● **Task requirements**: Retype each record shown below, leaving every character as it is.

════

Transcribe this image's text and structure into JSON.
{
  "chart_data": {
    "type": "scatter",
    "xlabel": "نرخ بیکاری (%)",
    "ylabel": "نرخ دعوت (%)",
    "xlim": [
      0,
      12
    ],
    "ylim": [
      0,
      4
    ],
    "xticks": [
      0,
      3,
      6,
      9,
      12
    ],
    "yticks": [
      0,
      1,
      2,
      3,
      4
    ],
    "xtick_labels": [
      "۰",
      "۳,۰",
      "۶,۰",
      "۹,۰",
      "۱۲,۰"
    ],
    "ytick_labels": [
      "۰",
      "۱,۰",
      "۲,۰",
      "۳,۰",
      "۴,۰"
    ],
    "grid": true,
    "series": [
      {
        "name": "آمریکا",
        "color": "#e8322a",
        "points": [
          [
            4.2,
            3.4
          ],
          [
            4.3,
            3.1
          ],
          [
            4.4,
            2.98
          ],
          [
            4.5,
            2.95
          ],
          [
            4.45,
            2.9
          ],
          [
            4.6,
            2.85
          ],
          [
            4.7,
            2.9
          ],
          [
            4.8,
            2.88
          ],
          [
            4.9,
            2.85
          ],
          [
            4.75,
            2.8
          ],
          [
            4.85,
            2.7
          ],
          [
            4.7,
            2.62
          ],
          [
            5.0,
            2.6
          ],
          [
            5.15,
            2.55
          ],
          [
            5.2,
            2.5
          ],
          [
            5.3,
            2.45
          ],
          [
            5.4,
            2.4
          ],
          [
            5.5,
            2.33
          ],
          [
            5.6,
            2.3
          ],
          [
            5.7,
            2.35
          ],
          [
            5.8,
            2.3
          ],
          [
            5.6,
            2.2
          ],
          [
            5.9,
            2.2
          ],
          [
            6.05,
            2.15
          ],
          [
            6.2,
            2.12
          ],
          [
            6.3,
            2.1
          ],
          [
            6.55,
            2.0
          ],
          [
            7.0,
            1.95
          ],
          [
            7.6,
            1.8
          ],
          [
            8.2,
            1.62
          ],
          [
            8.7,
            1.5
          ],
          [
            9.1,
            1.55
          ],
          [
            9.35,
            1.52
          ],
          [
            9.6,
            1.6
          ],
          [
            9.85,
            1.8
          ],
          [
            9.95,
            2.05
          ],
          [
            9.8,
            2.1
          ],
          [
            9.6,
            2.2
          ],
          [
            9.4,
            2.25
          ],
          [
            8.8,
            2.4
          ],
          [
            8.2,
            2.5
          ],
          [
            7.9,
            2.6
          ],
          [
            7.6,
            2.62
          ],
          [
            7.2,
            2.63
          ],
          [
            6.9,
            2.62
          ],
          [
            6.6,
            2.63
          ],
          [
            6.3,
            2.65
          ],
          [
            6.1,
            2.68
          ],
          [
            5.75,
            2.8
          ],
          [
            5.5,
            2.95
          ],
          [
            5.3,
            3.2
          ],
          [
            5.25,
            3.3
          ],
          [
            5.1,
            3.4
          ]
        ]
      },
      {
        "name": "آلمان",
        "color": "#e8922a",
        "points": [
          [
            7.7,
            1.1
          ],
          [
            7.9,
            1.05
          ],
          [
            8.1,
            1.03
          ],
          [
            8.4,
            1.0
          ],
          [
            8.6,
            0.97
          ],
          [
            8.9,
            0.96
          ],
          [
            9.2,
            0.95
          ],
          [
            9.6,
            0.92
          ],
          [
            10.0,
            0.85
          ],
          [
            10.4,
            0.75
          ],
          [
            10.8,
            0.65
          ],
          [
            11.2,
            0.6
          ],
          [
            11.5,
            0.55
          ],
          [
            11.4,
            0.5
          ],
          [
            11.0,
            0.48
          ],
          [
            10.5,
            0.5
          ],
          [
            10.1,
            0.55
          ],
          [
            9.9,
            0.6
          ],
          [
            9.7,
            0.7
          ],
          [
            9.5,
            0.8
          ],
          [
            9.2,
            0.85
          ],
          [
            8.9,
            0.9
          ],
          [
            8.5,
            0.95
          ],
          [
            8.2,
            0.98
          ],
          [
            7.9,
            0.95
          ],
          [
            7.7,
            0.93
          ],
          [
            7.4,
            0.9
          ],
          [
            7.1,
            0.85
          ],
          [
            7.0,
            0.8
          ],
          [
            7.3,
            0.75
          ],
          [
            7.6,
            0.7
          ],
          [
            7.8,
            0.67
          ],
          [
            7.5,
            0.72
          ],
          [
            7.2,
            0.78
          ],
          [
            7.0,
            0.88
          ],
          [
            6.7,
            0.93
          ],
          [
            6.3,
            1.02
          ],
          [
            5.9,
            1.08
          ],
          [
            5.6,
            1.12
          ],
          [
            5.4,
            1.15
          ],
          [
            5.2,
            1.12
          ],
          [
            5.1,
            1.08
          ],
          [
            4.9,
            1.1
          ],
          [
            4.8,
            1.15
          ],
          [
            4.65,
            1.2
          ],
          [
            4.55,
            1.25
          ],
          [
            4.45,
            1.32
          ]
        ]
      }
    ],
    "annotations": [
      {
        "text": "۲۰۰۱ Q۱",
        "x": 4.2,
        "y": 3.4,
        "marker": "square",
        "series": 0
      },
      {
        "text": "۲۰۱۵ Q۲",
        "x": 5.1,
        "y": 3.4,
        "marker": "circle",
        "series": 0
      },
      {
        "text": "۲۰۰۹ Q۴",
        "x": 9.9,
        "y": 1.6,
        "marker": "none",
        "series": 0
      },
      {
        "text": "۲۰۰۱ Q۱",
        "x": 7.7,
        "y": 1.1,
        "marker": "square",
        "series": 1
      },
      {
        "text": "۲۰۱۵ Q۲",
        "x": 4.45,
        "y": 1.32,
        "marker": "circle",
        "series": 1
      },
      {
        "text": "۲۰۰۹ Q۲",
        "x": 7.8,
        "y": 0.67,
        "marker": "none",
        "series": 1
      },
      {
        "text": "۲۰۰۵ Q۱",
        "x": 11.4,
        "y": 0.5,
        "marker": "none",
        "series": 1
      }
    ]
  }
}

════

● **Task result**:
Transcribe this image's text and structure into JSON.
{
  "chart_data": {
    "type": "scatter",
    "xlabel": "نرخ بیکاری (%)",
    "ylabel": "نرخ دعوت (%)",
    "xlim": [
      0,
      12
    ],
    "ylim": [
      0,
      4
    ],
    "xticks": [
      0,
      3,
      6,
      9,
      12
    ],
    "yticks": [
      0,
      1,
      2,
      3,
      4
    ],
    "xtick_labels": [
      "۰",
      "۳,۰",
      "۶,۰",
      "۹,۰",
      "۱۲,۰"
    ],
    "ytick_labels": [
      "۰",
      "۱,۰",
      "۲,۰",
      "۳,۰",
      "۴,۰"
    ],
    "grid": true,
    "series": [
      {
        "name": "آمریکا",
        "color": "#e8322a",
        "points": [
          [
            4.2,
            3.4
          ],
          [
            4.3,
            3.1
          ],
          [
            4.4,
            2.98
          ],
          [
            4.5,
            2.95
          ],
          [
            4.45,
            2.9
          ],
          [
            4.6,
            2.85
          ],
          [
            4.7,
            2.9
          ],
          [
            4.8,
            2.88
          ],
          [
            4.9,
            2.85
          ],
          [
            4.75,
            2.8
          ],
          [
            4.85,
            2.7
          ],
          [
            4.7,
            2.62
          ],
          [
            5.0,
            2.6
          ],
          [
            5.15,
            2.55
          ],
          [
            5.2,
            2.5
          ],
          [
            5.3,
            2.45
          ],
          [
            5.4,
            2.4
          ],
          [
            5.5,
            2.33
          ],
          [
            5.6,
            2.3
          ],
          [
            5.7,
            2.35
          ],
          [
            5.8,
            2.3
          ],
          [
            5.6,
            2.2
          ],
          [
            5.9,
            2.2
          ],
          [
            6.05,
            2.15
          ],
          [
            6.2,
            2.12
          ],
          [
            6.3,
            2.1
          ],
          [
            6.55,
            2.0
          ],
          [
            7.0,
            1.95
          ],
          [
            7.6,
            1.8
          ],
          [
            8.2,
            1.62
          ],
          [
            8.7,
            1.5
          ],
          [
            9.1,
            1.55
          ],
          [
            9.35,
            1.52
          ],
          [
            9.6,
            1.6
          ],
          [
            9.85,
            1.8
          ],
          [
            9.95,
            2.05
          ],
          [
            9.8,
            2.1
          ],
          [
            9.6,
            2.2
          ],
          [
            9.4,
            2.25
          ],
          [
            8.8,
            2.4
          ],
          [
            8.2,
            2.5
          ],
          [
            7.9,
            2.6
          ],
          [
            7.6,
            2.62
          ],
          [
            7.2,
            2.63
          ],
          [
            6.9,
            2.62
          ],
          [
            6.6,
            2.63
          ],
          [
            6.3,
            2.65
          ],
          [
            6.1,
            2.68
          ],
          [
            5.75,
            2.8
          ],
          [
            5.5,
            2.95
          ],
          [
            5.3,
            3.2
          ],
          [
            5.25,
            3.3
          ],
          [
            5.1,
            3.4
          ]
        ]
      },
      {
        "name": "آلمان",
        "color": "#e8922a",
        "points": [
          [
            7.7,
            1.1
          ],
          [
            7.9,
            1.05
          ],
          [
            8.1,
            1.03
          ],
          [
            8.4,
            1.0
          ],
          [
            8.6,
            0.97
          ],
          [
            8.9,
            0.96
          ],
          [
            9.2,
            0.95
          ],
          [
            9.6,
            0.92
          ],
          [
            10.0,
            0.85
          ],
          [
            10.4,
            0.75
          ],
          [
            10.8,
            0.65
          ],
          [
            11.2,
            0.6
          ],
          [
            11.5,
            0.55
          ],
          [
            11.4,
            0.5
          ],
          [
            11.0,
            0.48
          ],
          [
            10.5,
            0.5
          ],
          [
            10.1,
            0.55
          ],
          [
            9.9,
            0.6
          ],
          [
            9.7,
            0.7
          ],
          [
            9.5,
            0.8
          ],
          [
            9.2,
            0.85
          ],
          [
            8.9,
            0.9
          ],
          [
            8.5,
            0.95
          ],
          [
            8.2,
            0.98
          ],
          [
            7.9,
            0.95
          ],
          [
            7.7,
            0.93
          ],
          [
            7.4,
            0.9
          ],
          [
            7.1,
            0.85
          ],
          [
            7.0,
            0.8
          ],
          [
            7.3,
            0.75
          ],
          [
            7.6,
            0.7
          ],
          [
            7.8,
            0.67
          ],
          [
            7.5,
            0.72
          ],
          [
            7.2,
            0.78
          ],
          [
            7.0,
            0.88
          ],
          [
            6.7,
            0.93
          ],
          [
            6.3,
            1.02
          ],
          [
            5.9,
            1.08
          ],
          [
            5.6,
            1.12
          ],
          [
            5.4,
            1.15
          ],
          [
            5.2,
            1.12
          ],
          [
            5.1,
            1.08
          ],
          [
            4.9,
            1.1
          ],
          [
            4.8,
            1.15
          ],
          [
            4.65,
            1.2
          ],
          [
            4.55,
            1.25
          ],
          [
            4.45,
            1.32
          ]
        ]
      }
    ],
    "annotations": [
      {
        "text": "۲۰۰۱ Q۱",
        "x": 4.2,
        "y": 3.4,
        "marker": "square",
        "series": 0
      },
      {
        "text": "۲۰۱۵ Q۲",
        "x": 5.1,
        "y": 3.4,
        "marker": "circle",
        "series": 0
      },
      {
        "text": "۲۰۰۹ Q۴",
        "x": 9.9,
        "y": 1.6,
        "marker": "none",
        "series": 0
      },
      {
        "text": "۲۰۰۱ Q۱",
        "x": 7.7,
        "y": 1.1,
        "marker": "square",
        "series": 1
      },
      {
        "text": "۲۰۱۵ Q۲",
        "x": 4.45,
        "y": 1.32,
        "marker": "circle",
        "series": 1
      },
      {
        "text": "۲۰۰۹ Q۲",
        "x": 7.8,
        "y": 0.67,
        "marker": "none",
        "series": 1
      },
      {
        "text": "۲۰۰۵ Q۱",
        "x": 11.4,
        "y": 0.5,
        "marker": "none",
        "series": 1
      }
    ]
  }
}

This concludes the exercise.